Recorded data
● ● ● ● ●

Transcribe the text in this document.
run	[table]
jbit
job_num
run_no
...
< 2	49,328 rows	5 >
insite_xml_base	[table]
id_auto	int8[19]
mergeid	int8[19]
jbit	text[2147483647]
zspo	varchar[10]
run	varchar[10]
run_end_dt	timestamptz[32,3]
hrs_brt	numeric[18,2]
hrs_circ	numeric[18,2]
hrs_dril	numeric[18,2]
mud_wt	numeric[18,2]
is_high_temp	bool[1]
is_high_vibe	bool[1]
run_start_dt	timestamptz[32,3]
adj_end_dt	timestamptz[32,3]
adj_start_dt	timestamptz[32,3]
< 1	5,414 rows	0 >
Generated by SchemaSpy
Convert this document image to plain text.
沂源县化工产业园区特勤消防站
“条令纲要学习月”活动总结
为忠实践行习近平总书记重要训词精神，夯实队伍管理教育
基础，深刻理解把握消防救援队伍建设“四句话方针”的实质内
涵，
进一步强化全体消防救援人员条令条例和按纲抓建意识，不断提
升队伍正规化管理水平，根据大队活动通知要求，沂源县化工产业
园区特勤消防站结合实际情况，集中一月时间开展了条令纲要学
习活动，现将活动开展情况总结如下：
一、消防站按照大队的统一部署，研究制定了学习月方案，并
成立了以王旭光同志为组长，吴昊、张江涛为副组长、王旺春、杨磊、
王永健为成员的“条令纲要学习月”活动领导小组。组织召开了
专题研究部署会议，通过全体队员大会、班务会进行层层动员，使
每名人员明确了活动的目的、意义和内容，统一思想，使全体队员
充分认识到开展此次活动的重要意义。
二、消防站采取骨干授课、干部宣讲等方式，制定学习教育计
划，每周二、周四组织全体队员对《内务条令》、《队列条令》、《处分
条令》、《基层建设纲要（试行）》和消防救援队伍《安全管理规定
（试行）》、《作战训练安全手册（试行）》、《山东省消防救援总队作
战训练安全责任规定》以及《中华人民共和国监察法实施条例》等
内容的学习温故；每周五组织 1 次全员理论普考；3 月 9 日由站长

● ● ● ● ●

§ **Goal**: From the line containing "Convert this document image to plain text." to the last line of the material, please quote every line exactly and only those.

§ **Solution**:
Convert this document image to plain text.
沂源县化工产业园区特勤消防站
“条令纲要学习月”活动总结
为忠实践行习近平总书记重要训词精神，夯实队伍管理教育
基础，深刻理解把握消防救援队伍建设“四句话方针”的实质内
涵，
进一步强化全体消防救援人员条令条例和按纲抓建意识，不断提
升队伍正规化管理水平，根据大队活动通知要求，沂源县化工产业
园区特勤消防站结合实际情况，集中一月时间开展了条令纲要学
习活动，现将活动开展情况总结如下：
一、消防站按照大队的统一部署，研究制定了学习月方案，并
成立了以王旭光同志为组长，吴昊、张江涛为副组长、王旺春、杨磊、
王永健为成员的“条令纲要学习月”活动领导小组。组织召开了
专题研究部署会议，通过全体队员大会、班务会进行层层动员，使
每名人员明确了活动的目的、意义和内容，统一思想，使全体队员
充分认识到开展此次活动的重要意义。
二、消防站采取骨干授课、干部宣讲等方式，制定学习教育计
划，每周二、周四组织全体队员对《内务条令》、《队列条令》、《处分
条令》、《基层建设纲要（试行）》和消防救援队伍《安全管理规定
（试行）》、《作战训练安全手册（试行）》、《山东省消防救援总队作
战训练安全责任规定》以及《中华人民共和国监察法实施条例》等
内容的学习温故；每周五组织 1 次全员理论普考；3 月 9 日由站长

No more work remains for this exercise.